> _Exercise brief_: From the listing below, pull each line that includes "Dollar".

> _The records_:
[start]
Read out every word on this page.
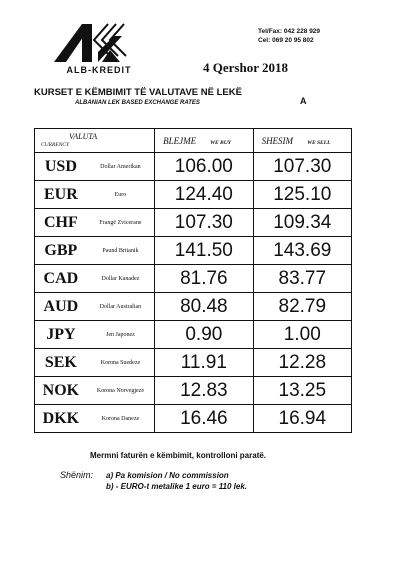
ALB-KREDIT
Tel/Fax: 042 228 929
Cel: 069 20 95 802
4 Qershor 2018
KURSET E KËMBIMIT TË VALUTAVE NË LEKË
ALBANIAN LEK BASED EXCHANGE RATES	A
VALUTA
CURRENCY		BLEJME WE BUY	SHESIM WE SELL
USD	Dollar Amerikan	106.00	107.30
EUR	Euro	124.40	125.10
CHF	Frangë Zvicerane	107.30	109.34
GBP	Paund Britanik	141.50	143.69
CAD	Dollar Kanadez	81.76	83.77
AUD	Dollar Australian	80.48	82.79
JPY	Jen Japonez	0.90	1.00
SEK	Korona Suedeze	11.91	12.28
NOK	Korona Norvegjeze	12.83	13.25
DKK	Korona Daneze	16.46	16.94
Mermni faturën e këmbimit, kontrolloni paratë.
Shënim: a) Pa komision / No commission
b) - EURO-t metalike 1 euro = 110 lek.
[end]
> _Written solution_:
USD	Dollar Amerikan	106.00	107.30
CAD	Dollar Kanadez	81.76	83.77
AUD	Dollar Australian	80.48	82.79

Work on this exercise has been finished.